Aim – State how many lines hold the string "xlabel". Give the number and nothing else.

Recorded information –
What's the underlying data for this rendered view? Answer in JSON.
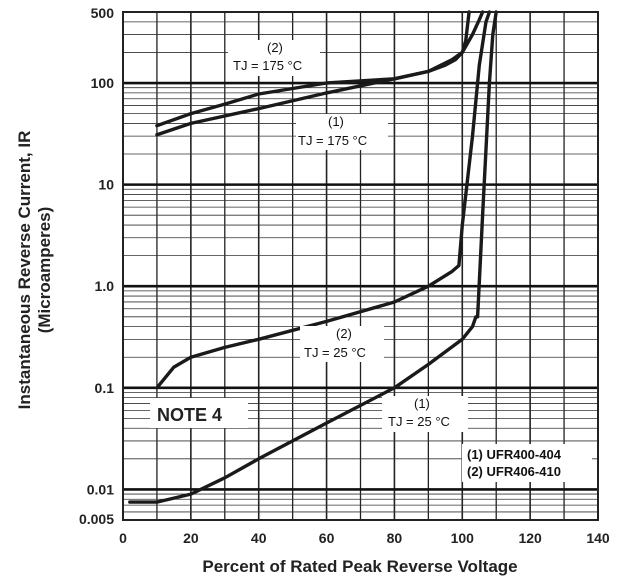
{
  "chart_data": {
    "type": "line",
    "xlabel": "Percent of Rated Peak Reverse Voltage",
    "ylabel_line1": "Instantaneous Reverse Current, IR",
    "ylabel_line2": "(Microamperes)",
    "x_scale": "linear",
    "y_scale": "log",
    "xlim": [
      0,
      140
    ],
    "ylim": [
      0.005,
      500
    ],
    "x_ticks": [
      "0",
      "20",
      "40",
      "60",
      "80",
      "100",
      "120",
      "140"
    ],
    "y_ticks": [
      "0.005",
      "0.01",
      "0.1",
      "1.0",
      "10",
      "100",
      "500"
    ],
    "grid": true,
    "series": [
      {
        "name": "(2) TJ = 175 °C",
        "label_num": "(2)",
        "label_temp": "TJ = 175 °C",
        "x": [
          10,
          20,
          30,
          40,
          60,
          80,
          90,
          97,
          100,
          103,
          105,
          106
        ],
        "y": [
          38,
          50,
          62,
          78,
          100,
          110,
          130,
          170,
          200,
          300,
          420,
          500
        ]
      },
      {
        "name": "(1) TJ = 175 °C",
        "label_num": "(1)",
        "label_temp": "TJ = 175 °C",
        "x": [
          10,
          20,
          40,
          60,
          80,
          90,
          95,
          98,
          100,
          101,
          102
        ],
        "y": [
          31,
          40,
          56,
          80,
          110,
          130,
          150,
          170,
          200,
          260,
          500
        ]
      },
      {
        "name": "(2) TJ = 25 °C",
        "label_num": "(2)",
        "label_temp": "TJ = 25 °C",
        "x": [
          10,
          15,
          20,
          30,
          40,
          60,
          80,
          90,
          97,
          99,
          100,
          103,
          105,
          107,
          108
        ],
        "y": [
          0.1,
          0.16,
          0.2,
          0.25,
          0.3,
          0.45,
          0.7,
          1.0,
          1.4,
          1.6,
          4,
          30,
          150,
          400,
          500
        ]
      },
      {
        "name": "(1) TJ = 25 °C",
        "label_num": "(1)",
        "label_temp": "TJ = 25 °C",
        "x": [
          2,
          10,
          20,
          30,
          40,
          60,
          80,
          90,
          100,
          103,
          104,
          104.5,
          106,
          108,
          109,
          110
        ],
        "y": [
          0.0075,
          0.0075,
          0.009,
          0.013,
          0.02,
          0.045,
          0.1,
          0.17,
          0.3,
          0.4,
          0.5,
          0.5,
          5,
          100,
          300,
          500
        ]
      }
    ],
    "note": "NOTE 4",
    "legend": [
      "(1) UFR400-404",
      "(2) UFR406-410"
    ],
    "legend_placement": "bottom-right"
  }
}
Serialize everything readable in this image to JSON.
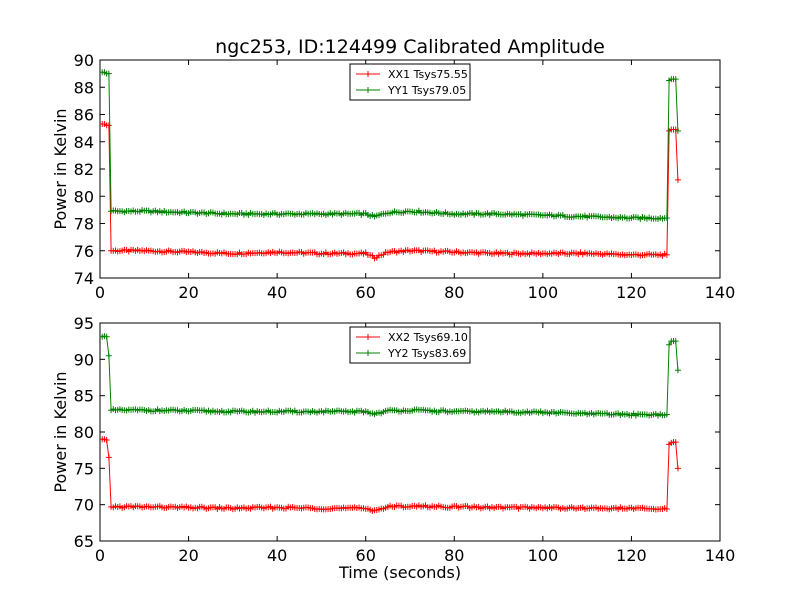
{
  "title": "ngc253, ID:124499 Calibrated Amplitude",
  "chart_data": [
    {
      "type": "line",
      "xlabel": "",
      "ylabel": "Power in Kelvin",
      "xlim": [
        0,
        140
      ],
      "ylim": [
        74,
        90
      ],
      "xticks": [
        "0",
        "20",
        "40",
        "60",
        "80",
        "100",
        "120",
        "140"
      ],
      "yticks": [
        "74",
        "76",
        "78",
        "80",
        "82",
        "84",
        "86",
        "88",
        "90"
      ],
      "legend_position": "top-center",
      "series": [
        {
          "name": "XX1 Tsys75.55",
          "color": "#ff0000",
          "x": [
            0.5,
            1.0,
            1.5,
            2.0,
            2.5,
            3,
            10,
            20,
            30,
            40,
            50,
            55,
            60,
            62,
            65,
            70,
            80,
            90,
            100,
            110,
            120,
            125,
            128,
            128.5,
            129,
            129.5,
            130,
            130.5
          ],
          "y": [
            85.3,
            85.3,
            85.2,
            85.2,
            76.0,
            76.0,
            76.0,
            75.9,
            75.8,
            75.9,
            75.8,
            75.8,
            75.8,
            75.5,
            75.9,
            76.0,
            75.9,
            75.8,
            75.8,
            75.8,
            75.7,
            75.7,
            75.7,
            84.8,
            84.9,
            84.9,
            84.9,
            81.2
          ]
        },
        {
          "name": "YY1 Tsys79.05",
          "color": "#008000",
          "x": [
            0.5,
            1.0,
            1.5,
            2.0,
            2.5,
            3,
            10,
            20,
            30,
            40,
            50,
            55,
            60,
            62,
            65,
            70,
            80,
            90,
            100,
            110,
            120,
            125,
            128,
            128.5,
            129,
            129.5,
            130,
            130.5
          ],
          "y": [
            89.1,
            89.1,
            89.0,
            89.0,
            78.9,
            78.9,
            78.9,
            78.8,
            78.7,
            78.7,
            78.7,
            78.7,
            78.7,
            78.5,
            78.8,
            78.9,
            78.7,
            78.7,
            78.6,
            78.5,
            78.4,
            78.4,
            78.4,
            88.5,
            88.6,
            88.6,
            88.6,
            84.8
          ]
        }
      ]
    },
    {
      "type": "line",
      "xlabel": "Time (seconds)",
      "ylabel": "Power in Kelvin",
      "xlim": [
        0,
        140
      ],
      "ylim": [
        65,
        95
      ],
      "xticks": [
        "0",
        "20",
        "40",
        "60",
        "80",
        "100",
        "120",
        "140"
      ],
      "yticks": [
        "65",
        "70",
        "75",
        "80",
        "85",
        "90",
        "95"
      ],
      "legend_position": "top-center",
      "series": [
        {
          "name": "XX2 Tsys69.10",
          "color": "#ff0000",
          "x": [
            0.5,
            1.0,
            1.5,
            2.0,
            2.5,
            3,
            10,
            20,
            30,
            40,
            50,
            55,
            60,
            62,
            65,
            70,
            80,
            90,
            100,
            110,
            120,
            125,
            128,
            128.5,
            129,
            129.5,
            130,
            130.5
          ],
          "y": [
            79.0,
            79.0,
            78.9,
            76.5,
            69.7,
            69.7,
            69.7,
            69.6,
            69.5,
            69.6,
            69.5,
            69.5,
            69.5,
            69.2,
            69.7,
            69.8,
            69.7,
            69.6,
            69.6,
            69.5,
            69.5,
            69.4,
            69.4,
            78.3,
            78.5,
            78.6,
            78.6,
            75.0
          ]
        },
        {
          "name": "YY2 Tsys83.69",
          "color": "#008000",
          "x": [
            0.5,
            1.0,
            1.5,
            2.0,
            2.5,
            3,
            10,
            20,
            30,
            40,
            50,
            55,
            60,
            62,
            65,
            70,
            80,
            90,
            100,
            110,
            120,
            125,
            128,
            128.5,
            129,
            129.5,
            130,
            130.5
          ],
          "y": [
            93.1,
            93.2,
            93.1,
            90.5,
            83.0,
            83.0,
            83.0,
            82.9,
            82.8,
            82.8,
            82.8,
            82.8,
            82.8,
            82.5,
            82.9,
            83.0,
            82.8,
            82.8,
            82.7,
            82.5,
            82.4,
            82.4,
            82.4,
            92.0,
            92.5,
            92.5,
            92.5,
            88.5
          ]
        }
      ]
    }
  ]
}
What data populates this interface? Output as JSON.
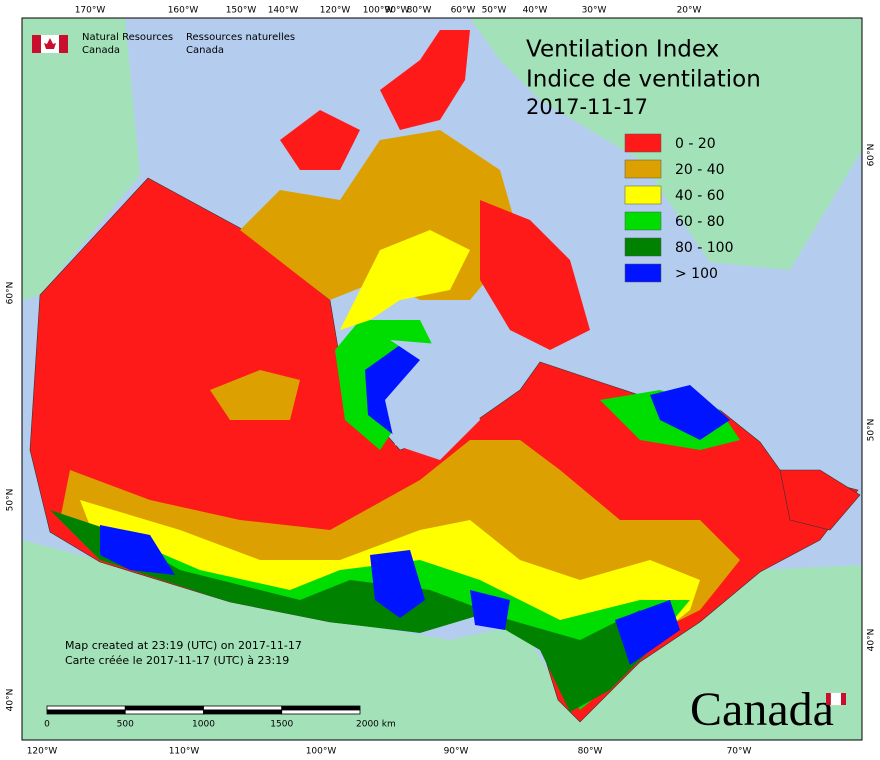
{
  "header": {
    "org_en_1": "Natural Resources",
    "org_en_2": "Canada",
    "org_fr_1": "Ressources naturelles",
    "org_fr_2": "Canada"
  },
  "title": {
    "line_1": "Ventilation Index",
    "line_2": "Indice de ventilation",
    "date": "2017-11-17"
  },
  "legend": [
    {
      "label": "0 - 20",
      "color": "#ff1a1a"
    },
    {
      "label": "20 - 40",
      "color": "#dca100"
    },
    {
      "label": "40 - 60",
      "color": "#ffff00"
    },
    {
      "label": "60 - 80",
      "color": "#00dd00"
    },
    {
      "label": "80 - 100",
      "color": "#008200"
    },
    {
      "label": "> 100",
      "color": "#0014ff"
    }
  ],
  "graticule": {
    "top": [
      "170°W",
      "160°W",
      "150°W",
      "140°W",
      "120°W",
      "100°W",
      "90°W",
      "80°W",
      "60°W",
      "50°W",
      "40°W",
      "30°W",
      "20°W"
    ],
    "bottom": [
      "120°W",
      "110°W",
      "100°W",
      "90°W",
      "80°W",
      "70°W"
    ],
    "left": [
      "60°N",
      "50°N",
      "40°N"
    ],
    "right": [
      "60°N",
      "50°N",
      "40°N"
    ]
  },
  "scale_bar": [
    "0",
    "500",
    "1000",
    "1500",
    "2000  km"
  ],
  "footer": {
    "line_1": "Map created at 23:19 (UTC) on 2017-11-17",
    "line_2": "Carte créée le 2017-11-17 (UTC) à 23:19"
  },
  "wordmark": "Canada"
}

Exercise answer – 3